_WHAT YOU ARE ASKED TO DO:_ Exactly repeat the material, dropping only the pictures.

_MATERIAL FOR THIS EXERCISE:_
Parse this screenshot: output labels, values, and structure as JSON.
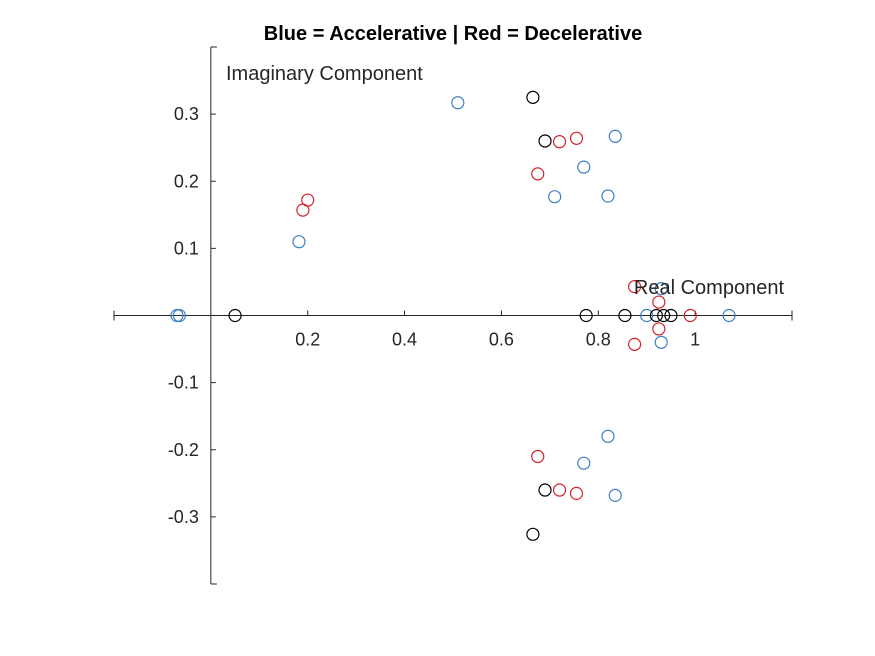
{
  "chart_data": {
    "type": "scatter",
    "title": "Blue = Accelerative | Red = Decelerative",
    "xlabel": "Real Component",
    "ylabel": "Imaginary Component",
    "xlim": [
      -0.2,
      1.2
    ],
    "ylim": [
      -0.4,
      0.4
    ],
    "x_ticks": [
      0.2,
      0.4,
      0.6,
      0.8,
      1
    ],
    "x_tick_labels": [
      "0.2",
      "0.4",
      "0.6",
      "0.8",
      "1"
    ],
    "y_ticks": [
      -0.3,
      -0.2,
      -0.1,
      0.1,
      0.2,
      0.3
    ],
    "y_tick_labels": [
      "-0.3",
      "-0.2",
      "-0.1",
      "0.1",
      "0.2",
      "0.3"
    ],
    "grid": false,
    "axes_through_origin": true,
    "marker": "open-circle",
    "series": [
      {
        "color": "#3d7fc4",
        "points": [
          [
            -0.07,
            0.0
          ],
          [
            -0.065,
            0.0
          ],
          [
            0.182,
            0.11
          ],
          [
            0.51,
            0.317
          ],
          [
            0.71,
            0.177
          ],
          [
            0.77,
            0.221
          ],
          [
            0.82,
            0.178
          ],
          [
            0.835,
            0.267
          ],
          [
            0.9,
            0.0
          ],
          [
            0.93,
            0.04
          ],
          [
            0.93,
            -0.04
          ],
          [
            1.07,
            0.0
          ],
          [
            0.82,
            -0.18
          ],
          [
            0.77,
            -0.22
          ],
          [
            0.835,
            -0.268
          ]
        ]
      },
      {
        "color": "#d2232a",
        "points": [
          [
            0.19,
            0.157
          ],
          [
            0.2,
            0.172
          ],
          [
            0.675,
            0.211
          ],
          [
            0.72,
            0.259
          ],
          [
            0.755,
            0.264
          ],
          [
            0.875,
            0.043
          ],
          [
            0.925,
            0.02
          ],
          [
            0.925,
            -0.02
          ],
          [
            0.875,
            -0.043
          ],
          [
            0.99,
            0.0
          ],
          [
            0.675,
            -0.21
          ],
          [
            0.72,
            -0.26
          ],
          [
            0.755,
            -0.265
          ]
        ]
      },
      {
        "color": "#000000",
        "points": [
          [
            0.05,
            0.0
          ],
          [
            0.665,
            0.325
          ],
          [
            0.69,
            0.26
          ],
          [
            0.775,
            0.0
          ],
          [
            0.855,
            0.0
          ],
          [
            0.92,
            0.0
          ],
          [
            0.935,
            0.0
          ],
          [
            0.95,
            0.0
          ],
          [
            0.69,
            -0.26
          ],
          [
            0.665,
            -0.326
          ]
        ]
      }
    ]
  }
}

_RESULT OF THE EXERCISE:_
Parse this screenshot: output labels, values, and structure as JSON.
{
  "chart_data": {
    "type": "scatter",
    "title": "Blue = Accelerative | Red = Decelerative",
    "xlabel": "Real Component",
    "ylabel": "Imaginary Component",
    "xlim": [
      -0.2,
      1.2
    ],
    "ylim": [
      -0.4,
      0.4
    ],
    "x_ticks": [
      0.2,
      0.4,
      0.6,
      0.8,
      1
    ],
    "x_tick_labels": [
      "0.2",
      "0.4",
      "0.6",
      "0.8",
      "1"
    ],
    "y_ticks": [
      -0.3,
      -0.2,
      -0.1,
      0.1,
      0.2,
      0.3
    ],
    "y_tick_labels": [
      "-0.3",
      "-0.2",
      "-0.1",
      "0.1",
      "0.2",
      "0.3"
    ],
    "grid": false,
    "axes_through_origin": true,
    "marker": "open-circle",
    "series": [
      {
        "color": "#3d7fc4",
        "points": [
          [
            -0.07,
            0.0
          ],
          [
            -0.065,
            0.0
          ],
          [
            0.182,
            0.11
          ],
          [
            0.51,
            0.317
          ],
          [
            0.71,
            0.177
          ],
          [
            0.77,
            0.221
          ],
          [
            0.82,
            0.178
          ],
          [
            0.835,
            0.267
          ],
          [
            0.9,
            0.0
          ],
          [
            0.93,
            0.04
          ],
          [
            0.93,
            -0.04
          ],
          [
            1.07,
            0.0
          ],
          [
            0.82,
            -0.18
          ],
          [
            0.77,
            -0.22
          ],
          [
            0.835,
            -0.268
          ]
        ]
      },
      {
        "color": "#d2232a",
        "points": [
          [
            0.19,
            0.157
          ],
          [
            0.2,
            0.172
          ],
          [
            0.675,
            0.211
          ],
          [
            0.72,
            0.259
          ],
          [
            0.755,
            0.264
          ],
          [
            0.875,
            0.043
          ],
          [
            0.925,
            0.02
          ],
          [
            0.925,
            -0.02
          ],
          [
            0.875,
            -0.043
          ],
          [
            0.99,
            0.0
          ],
          [
            0.675,
            -0.21
          ],
          [
            0.72,
            -0.26
          ],
          [
            0.755,
            -0.265
          ]
        ]
      },
      {
        "color": "#000000",
        "points": [
          [
            0.05,
            0.0
          ],
          [
            0.665,
            0.325
          ],
          [
            0.69,
            0.26
          ],
          [
            0.775,
            0.0
          ],
          [
            0.855,
            0.0
          ],
          [
            0.92,
            0.0
          ],
          [
            0.935,
            0.0
          ],
          [
            0.95,
            0.0
          ],
          [
            0.69,
            -0.26
          ],
          [
            0.665,
            -0.326
          ]
        ]
      }
    ]
  }
}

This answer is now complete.